TO DO:
In the page on regular expressions in shell scripting, what two kinds of values do regular expressions take to form patterns?

GIVEN PASSAGE:
Shell scripting | Regular expressions

Index

Regex 101
Basic regex
Extended regex

When working with text data, something that stands out in scripting is using regular expressions (aka regex). Regular expressions are symbolic notations we can use to identify patterns in text data.

Although regex are available in almost every scripting and programming languages (if not all of them), they vary slightly from language to language.

Regex 101

Regular expressions take literals and meta-characters as values to form patterns. They can be used both inside shell scripts and along command line tools.

With regular expressions we can:

Search in huge text files to find specific words.
Validate input to match what the program may require (e.g., don't accept letters when asking for a number in input).
Replace particular words or letters automatically in a document (e.g., uppercase words' first letter after a dot).

DATA LINES:
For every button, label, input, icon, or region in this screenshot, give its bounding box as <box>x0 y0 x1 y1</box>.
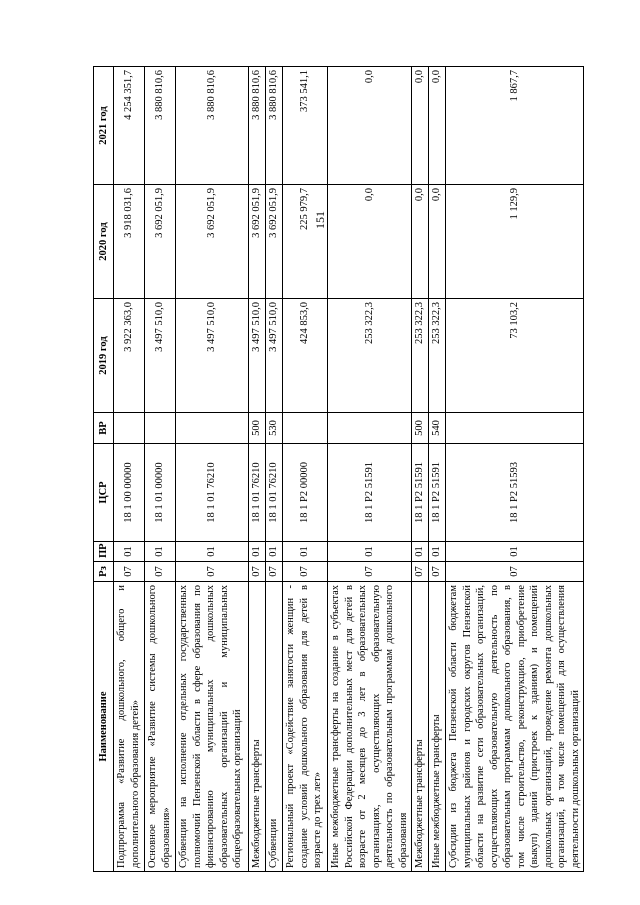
row-csr: 18 1 01 76210 <box>266 444 283 542</box>
table-row <box>145 67 176 872</box>
row-name: Подпрограмма «Развитие дошкольного, общего и дополнительного образования детей» <box>114 582 145 872</box>
row-rz: 07 <box>328 562 412 582</box>
row-pr: 01 <box>283 542 328 562</box>
row-2021: 3 880 810,6 <box>266 67 283 185</box>
row-vr <box>328 413 412 444</box>
row-vr <box>283 413 328 444</box>
row-pr: 01 <box>446 542 584 562</box>
row-2020: 0,0 <box>429 185 446 299</box>
row-pr: 01 <box>114 542 145 562</box>
row-2019: 3 497 510,0 <box>249 299 266 413</box>
row-2021: 3 880 810,6 <box>176 67 249 185</box>
header-csr: ЦСР <box>94 444 114 542</box>
table-row <box>283 67 328 872</box>
row-rz: 07 <box>266 562 283 582</box>
header-2019: 2019 год <box>94 299 114 413</box>
row-rz: 07 <box>446 562 584 582</box>
row-name: Межбюджетные трансферты <box>412 582 429 872</box>
row-name: Межбюджетные трансферты <box>249 582 266 872</box>
row-rz: 07 <box>429 562 446 582</box>
rotated-page-content <box>93 67 605 872</box>
header-rz: Рз <box>94 562 114 582</box>
row-name: Субвенции на исполнение отдельных государственных полномочий Пензенской области в сфере образования по финансированию муниципальных дошкольных образовательных организаций и муниципальных общеобразовательных организаций <box>176 582 249 872</box>
table-row <box>176 67 249 872</box>
row-2021: 3 880 810,6 <box>249 67 266 185</box>
row-rz: 07 <box>176 562 249 582</box>
row-csr: 18 1 Р2 51591 <box>412 444 429 542</box>
row-2021: 0,0 <box>328 67 412 185</box>
row-pr: 01 <box>266 542 283 562</box>
row-2020: 225 979,7 <box>283 185 328 299</box>
row-csr: 18 1 Р2 51591 <box>429 444 446 542</box>
row-2020: 3 918 031,6 <box>114 185 145 299</box>
row-2021: 0,0 <box>429 67 446 185</box>
row-csr: 18 1 01 76210 <box>176 444 249 542</box>
row-2021: 1 867,7 <box>446 67 584 185</box>
row-2020: 3 692 051,9 <box>145 185 176 299</box>
row-csr: 18 1 01 76210 <box>249 444 266 542</box>
row-vr <box>176 413 249 444</box>
row-name: Иные межбюджетные трансферты <box>429 582 446 872</box>
row-rz: 07 <box>283 562 328 582</box>
row-2019: 3 497 510,0 <box>145 299 176 413</box>
row-vr: 540 <box>429 413 446 444</box>
row-2020: 3 692 051,9 <box>266 185 283 299</box>
row-2019: 3 497 510,0 <box>176 299 249 413</box>
row-vr <box>145 413 176 444</box>
row-2020: 3 692 051,9 <box>249 185 266 299</box>
row-2021: 3 880 810,6 <box>145 67 176 185</box>
row-2020: 0,0 <box>328 185 412 299</box>
row-vr <box>114 413 145 444</box>
row-csr: 18 1 01 00000 <box>145 444 176 542</box>
budget-table <box>93 66 584 872</box>
row-2019: 253 322,3 <box>429 299 446 413</box>
row-vr: 500 <box>249 413 266 444</box>
row-rz: 07 <box>145 562 176 582</box>
row-vr <box>446 413 584 444</box>
row-2019: 3 497 510,0 <box>266 299 283 413</box>
row-pr: 01 <box>176 542 249 562</box>
row-pr: 01 <box>249 542 266 562</box>
row-rz: 07 <box>114 562 145 582</box>
row-2020: 1 129,9 <box>446 185 584 299</box>
row-pr: 01 <box>429 542 446 562</box>
row-pr: 01 <box>328 542 412 562</box>
row-csr: 18 1 00 00000 <box>114 444 145 542</box>
row-name: Основное мероприятие «Развитие системы дошкольного образования» <box>145 582 176 872</box>
header-vr: ВР <box>94 413 114 444</box>
table-row <box>249 67 266 872</box>
header-name: Наименование <box>94 582 114 872</box>
row-name: Субсидии из бюджета Пензенской области бюджетам муниципальных районов и городских округов Пензенской области на развитие сети образовательных организаций, осуществляющих образовательную деятельность по образовательным программам дошкольного образования, в том числе строительство, реконструкцию, приобретение (выкуп) зданий (пристроек к зданиям) и помещений дошкольных организаций, проведение ремонта дошкольных организаций, в том числе помещений для осуществления деятельности дошкольных организаций <box>446 582 584 872</box>
row-2019: 253 322,3 <box>412 299 429 413</box>
row-csr: 18 1 Р2 00000 <box>283 444 328 542</box>
row-name: Региональный проект «Содействие занятости женщин - создание условий дошкольного образования для детей в возрасте до трех лет» <box>283 582 328 872</box>
row-2020: 3 692 051,9 <box>176 185 249 299</box>
row-2021: 4 254 351,7 <box>114 67 145 185</box>
row-csr: 18 1 Р2 51591 <box>328 444 412 542</box>
row-2019: 73 103,2 <box>446 299 584 413</box>
row-2019: 3 922 363,0 <box>114 299 145 413</box>
row-2021: 0,0 <box>412 67 429 185</box>
table-row <box>328 67 412 872</box>
header-pr: ПР <box>94 542 114 562</box>
row-2020: 0,0 <box>412 185 429 299</box>
table-row <box>446 67 584 872</box>
page-number-text: 151 <box>313 211 327 229</box>
row-2019: 424 853,0 <box>283 299 328 413</box>
table-header-row <box>94 67 114 872</box>
row-rz: 07 <box>412 562 429 582</box>
row-vr: 530 <box>266 413 283 444</box>
table-row <box>114 67 145 872</box>
table-row <box>429 67 446 872</box>
header-2021: 2021 год <box>94 67 114 185</box>
row-2019: 253 322,3 <box>328 299 412 413</box>
row-csr: 18 1 Р2 51593 <box>446 444 584 542</box>
row-rz: 07 <box>249 562 266 582</box>
table-row <box>266 67 283 872</box>
row-pr: 01 <box>145 542 176 562</box>
row-name: Субвенции <box>266 582 283 872</box>
row-pr: 01 <box>412 542 429 562</box>
header-2020: 2020 год <box>94 185 114 299</box>
row-vr: 500 <box>412 413 429 444</box>
row-name: Иные межбюджетные трансферты на создание в субъектах Российской Федерации дополнительных мест для детей в возрасте от 2 месяцев до 3 лет в образовательных организациях, осуществляющих образовательную деятельность по образовательным программам дошкольного образования <box>328 582 412 872</box>
table-row <box>412 67 429 872</box>
row-2021: 373 541,1 <box>283 67 328 185</box>
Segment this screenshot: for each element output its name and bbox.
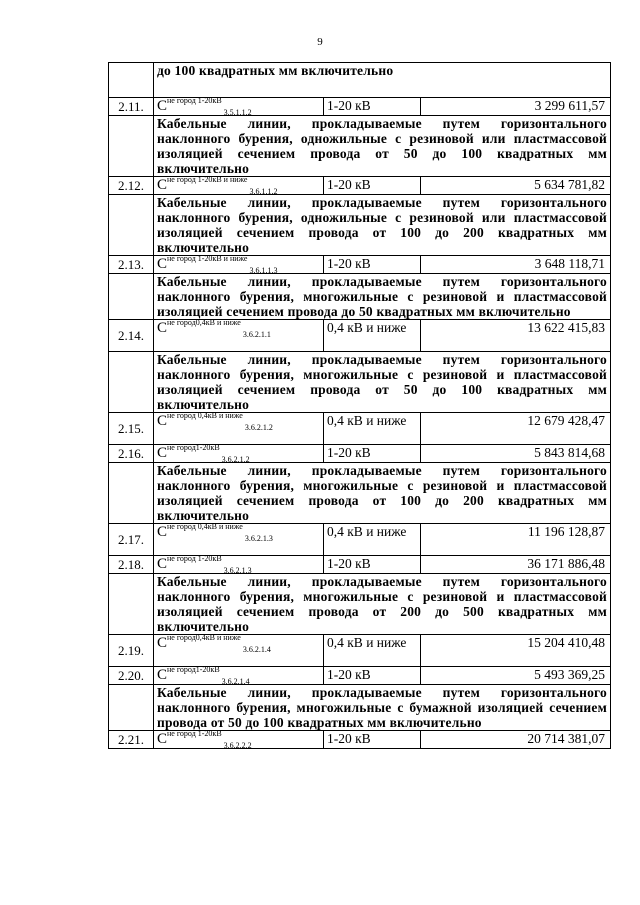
description-row xyxy=(109,352,611,413)
rate-superscript: не город 0,4кВ и ниже xyxy=(167,411,243,420)
description-row xyxy=(109,63,611,98)
voltage-level: 0,4 кВ и ниже xyxy=(324,524,421,556)
rate-code xyxy=(154,445,324,463)
rate-value: 12 679 428,47 xyxy=(421,413,611,445)
rate-code xyxy=(154,731,324,749)
row-number: 2.17. xyxy=(109,524,154,556)
voltage-level: 1-20 кВ xyxy=(324,177,421,195)
empty-number-cell xyxy=(109,463,154,524)
rate-superscript: не город0,4кВ и ниже xyxy=(167,633,241,642)
voltage-level: 1-20 кВ xyxy=(324,98,421,116)
description-text: Кабельные линии, прокладываемые путем горизонтального наклонного бурения, одножильные с резиновой или пластмассовой изоляцией сечением провода от 100 до 200 квадратных мм включительно xyxy=(154,195,611,256)
row-number: 2.11. xyxy=(109,98,154,116)
description-text: Кабельные линии, прокладываемые путем горизонтального наклонного бурения, многожильные с резиновой и пластмассовой изоляцией сечением провода до 50 квадратных мм включительно xyxy=(154,274,611,320)
rate-subscript: 3.6.2.2.2 xyxy=(223,741,252,750)
description-text: до 100 квадратных мм включительно xyxy=(154,63,611,98)
rate-symbol: C xyxy=(157,524,168,540)
tariff-row xyxy=(109,445,611,463)
tariff-row xyxy=(109,667,611,685)
row-number: 2.16. xyxy=(109,445,154,463)
tariff-row xyxy=(109,524,611,556)
tariff-row xyxy=(109,413,611,445)
rate-subscript: 3.6.2.1.3 xyxy=(244,534,273,543)
tariff-row xyxy=(109,256,611,274)
row-number: 2.19. xyxy=(109,635,154,667)
tariff-row xyxy=(109,98,611,116)
voltage-level: 1-20 кВ xyxy=(324,256,421,274)
row-number: 2.18. xyxy=(109,556,154,574)
description-row xyxy=(109,195,611,256)
description-text: Кабельные линии, прокладываемые путем горизонтального наклонного бурения, одножильные с резиновой или пластмассовой изоляцией сечением провода от 50 до 100 квадратных мм включительно xyxy=(154,116,611,177)
rate-superscript: не город 0,4кВ и ниже xyxy=(167,522,243,531)
rate-value: 5 493 369,25 xyxy=(421,667,611,685)
rate-value: 5 843 814,68 xyxy=(421,445,611,463)
rate-superscript: не город 1-20кВ xyxy=(167,554,222,563)
rate-code xyxy=(154,667,324,685)
description-row xyxy=(109,574,611,635)
description-row xyxy=(109,274,611,320)
empty-number-cell xyxy=(109,195,154,256)
empty-number-cell xyxy=(109,352,154,413)
empty-number-cell xyxy=(109,274,154,320)
rate-symbol: C xyxy=(157,731,168,747)
rate-value: 13 622 415,83 xyxy=(421,320,611,352)
rate-value: 5 634 781,82 xyxy=(421,177,611,195)
rate-subscript: 3.6.2.1.3 xyxy=(223,566,252,575)
rate-value: 15 204 410,48 xyxy=(421,635,611,667)
description-text: Кабельные линии, прокладываемые путем горизонтального наклонного бурения, многожильные с бумажной изоляцией сечением провода от 50 до 100 квадратных мм включительно xyxy=(154,685,611,731)
tariff-row xyxy=(109,731,611,749)
rate-subscript: 3.6.2.1.1 xyxy=(242,330,271,339)
rate-subscript: 3.6.2.1.2 xyxy=(221,455,250,464)
rate-symbol: C xyxy=(157,556,168,572)
rate-superscript: не город 1-20кВ и ниже xyxy=(167,254,248,263)
description-row xyxy=(109,463,611,524)
tariff-row xyxy=(109,320,611,352)
description-text: Кабельные линии, прокладываемые путем горизонтального наклонного бурения, многожильные с резиновой и пластмассовой изоляцией сечением провода от 100 до 200 квадратных мм включительно xyxy=(154,463,611,524)
rate-subscript: 3.6.1.1.3 xyxy=(249,266,278,275)
voltage-level: 0,4 кВ и ниже xyxy=(324,320,421,352)
description-row xyxy=(109,116,611,177)
page-number: 9 xyxy=(317,36,323,48)
rate-symbol: C xyxy=(157,98,168,114)
row-number: 2.20. xyxy=(109,667,154,685)
description-text: Кабельные линии, прокладываемые путем горизонтального наклонного бурения, многожильные с резиновой и пластмассовой изоляцией сечением провода от 200 до 500 квадратных мм включительно xyxy=(154,574,611,635)
rate-superscript: не город 1-20кВ и ниже xyxy=(167,175,248,184)
empty-number-cell xyxy=(109,685,154,731)
voltage-level: 0,4 кВ и ниже xyxy=(324,413,421,445)
row-number: 2.15. xyxy=(109,413,154,445)
voltage-level: 1-20 кВ xyxy=(324,667,421,685)
tariff-row xyxy=(109,556,611,574)
empty-number-cell xyxy=(109,63,154,98)
row-number: 2.13. xyxy=(109,256,154,274)
voltage-level: 1-20 кВ xyxy=(324,445,421,463)
rate-value: 3 648 118,71 xyxy=(421,256,611,274)
rate-code xyxy=(154,98,324,116)
tariff-row xyxy=(109,635,611,667)
rate-symbol: C xyxy=(157,256,168,272)
rate-superscript: не город1-20кВ xyxy=(167,665,220,674)
rate-code xyxy=(154,320,324,352)
voltage-level: 0,4 кВ и ниже xyxy=(324,635,421,667)
row-number: 2.12. xyxy=(109,177,154,195)
rate-subscript: 3.6.1.1.2 xyxy=(249,187,278,196)
rate-subscript: 3.6.2.1.4 xyxy=(221,677,250,686)
rate-symbol: C xyxy=(157,445,168,461)
rate-symbol: C xyxy=(157,413,168,429)
rate-code xyxy=(154,635,324,667)
rate-symbol: C xyxy=(157,320,168,336)
rate-code xyxy=(154,177,324,195)
row-number: 2.21. xyxy=(109,731,154,749)
rate-superscript: не город0,4кВ и ниже xyxy=(167,318,241,327)
rate-superscript: не город1-20кВ xyxy=(167,443,220,452)
voltage-level: 1-20 кВ xyxy=(324,731,421,749)
description-text: Кабельные линии, прокладываемые путем горизонтального наклонного бурения, многожильные с резиновой и пластмассовой изоляцией сечением провода от 50 до 100 квадратных мм включительно xyxy=(154,352,611,413)
rate-code xyxy=(154,556,324,574)
tariff-row xyxy=(109,177,611,195)
tariff-table xyxy=(108,62,611,749)
rate-code xyxy=(154,256,324,274)
empty-number-cell xyxy=(109,574,154,635)
rate-symbol: C xyxy=(157,177,168,193)
rate-code xyxy=(154,413,324,445)
row-number: 2.14. xyxy=(109,320,154,352)
rate-code xyxy=(154,524,324,556)
rate-subscript: 3.6.2.1.2 xyxy=(244,423,273,432)
empty-number-cell xyxy=(109,116,154,177)
rate-value: 36 171 886,48 xyxy=(421,556,611,574)
rate-value: 11 196 128,87 xyxy=(421,524,611,556)
rate-superscript: не город 1-20кВ xyxy=(167,729,222,738)
rate-symbol: C xyxy=(157,635,168,651)
rate-subscript: 3.5.1.1.2 xyxy=(223,108,252,117)
rate-symbol: C xyxy=(157,667,168,683)
rate-value: 20 714 381,07 xyxy=(421,731,611,749)
tariff-table-body xyxy=(109,63,611,749)
rate-subscript: 3.6.2.1.4 xyxy=(242,645,271,654)
rate-superscript: не город 1-20кВ xyxy=(167,96,222,105)
description-row xyxy=(109,685,611,731)
rate-value: 3 299 611,57 xyxy=(421,98,611,116)
voltage-level: 1-20 кВ xyxy=(324,556,421,574)
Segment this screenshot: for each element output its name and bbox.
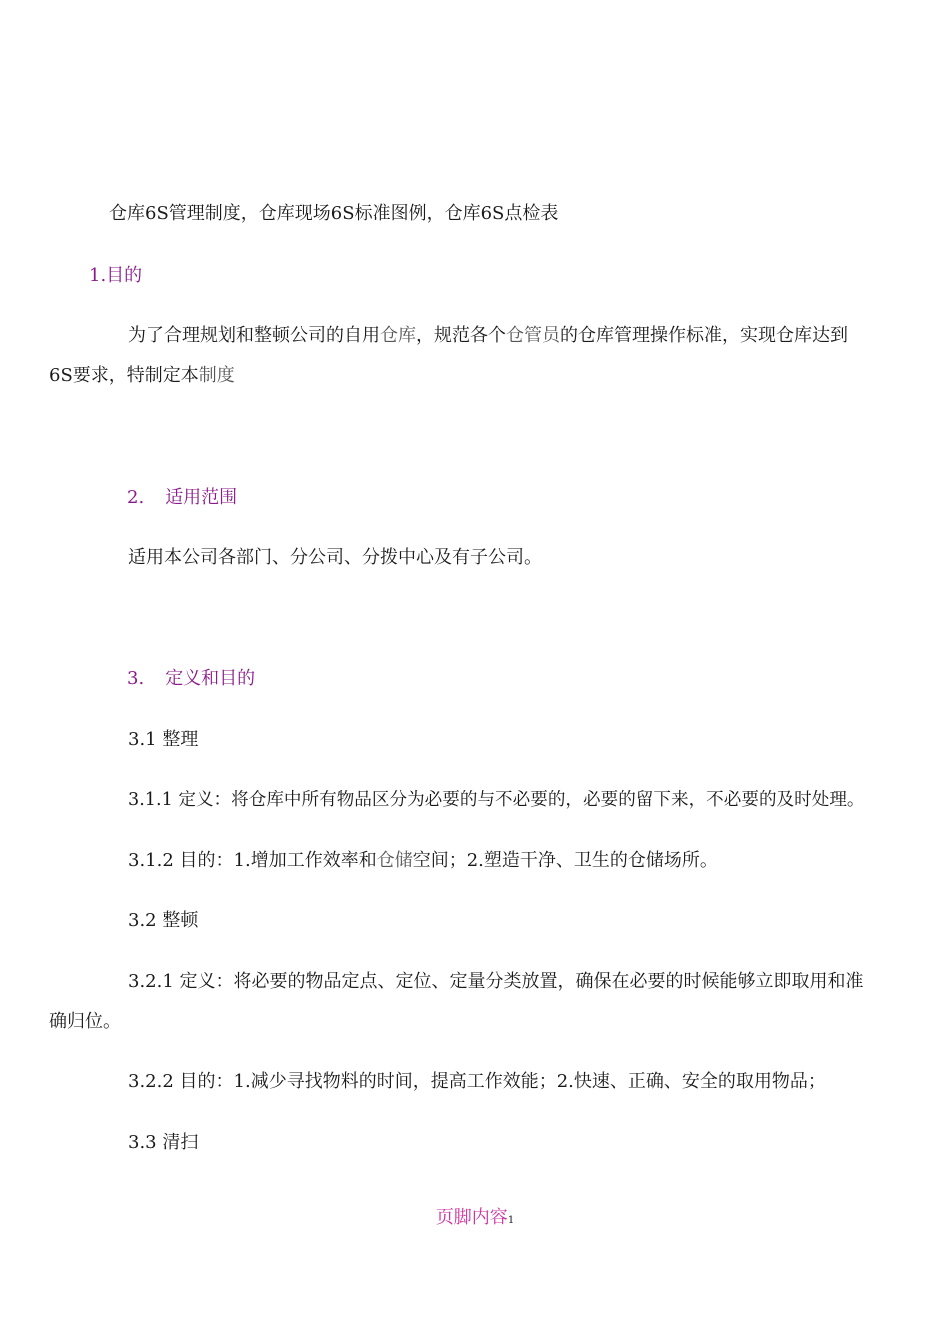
link-warehouse: 仓库 (380, 325, 416, 346)
subsection-3-1-1: 3.1.1 定义：将仓库中所有物品区分为必要的与不必要的，必要的留下来，不必要的及时处理。 (128, 790, 865, 810)
subsection-3-3-title: 3.3 清扫 (128, 1132, 199, 1153)
section-1-heading: 1.目的 (89, 265, 143, 286)
subsection-3-1-2: 3.1.2 目的：1.增加工作效率和仓储空间；2.塑造干净、卫生的仓储场所。 (128, 850, 718, 871)
subsection-3-2-2: 3.2.2 目的：1.减少寻找物料的时间，提高工作效能；2.快速、正确、安全的取用物品； (128, 1071, 826, 1092)
section-2-number: 2. (127, 487, 145, 508)
link-system: 制度 (198, 365, 235, 386)
section-3-title: 定义和目的 (165, 668, 256, 689)
section-1-paragraph-line-1: 为了合理规划和整顿公司的自用仓库，规范各个仓管员的仓库管理操作标准，实现仓库达到 (128, 325, 848, 346)
subsection-3-1-title: 3.1 整理 (128, 729, 199, 750)
link-warehouse-keeper: 仓管员 (506, 325, 560, 346)
page-number: 1 (507, 1215, 515, 1226)
section-2-paragraph: 适用本公司各部门、分公司、分拨中心及有子公司。 (128, 547, 542, 568)
section-2-title: 适用范围 (165, 487, 238, 508)
subsection-3-2-1-line-1: 3.2.1 定义：将必要的物品定点、定位、定量分类放置，确保在必要的时候能够立即取用和准 (128, 971, 864, 992)
section-2-heading (127, 486, 237, 510)
link-storage: 仓储 (376, 850, 413, 871)
section-3-number: 3. (127, 668, 145, 689)
subsection-3-2-title: 3.2 整顿 (128, 910, 199, 931)
document-title: 仓库6S管理制度，仓库现场6S标准图例，仓库6S点检表 (109, 203, 559, 224)
page-footer (0, 1206, 950, 1233)
section-3-heading (127, 667, 255, 691)
footer-text: 页脚内容 (435, 1207, 508, 1228)
section-1-paragraph-line-2: 6S要求，特制定本制度 (49, 365, 235, 386)
subsection-3-2-1-line-2: 确归位。 (49, 1011, 121, 1032)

OUTPUT OF THE EXERCISE:
Literals and meta-characters.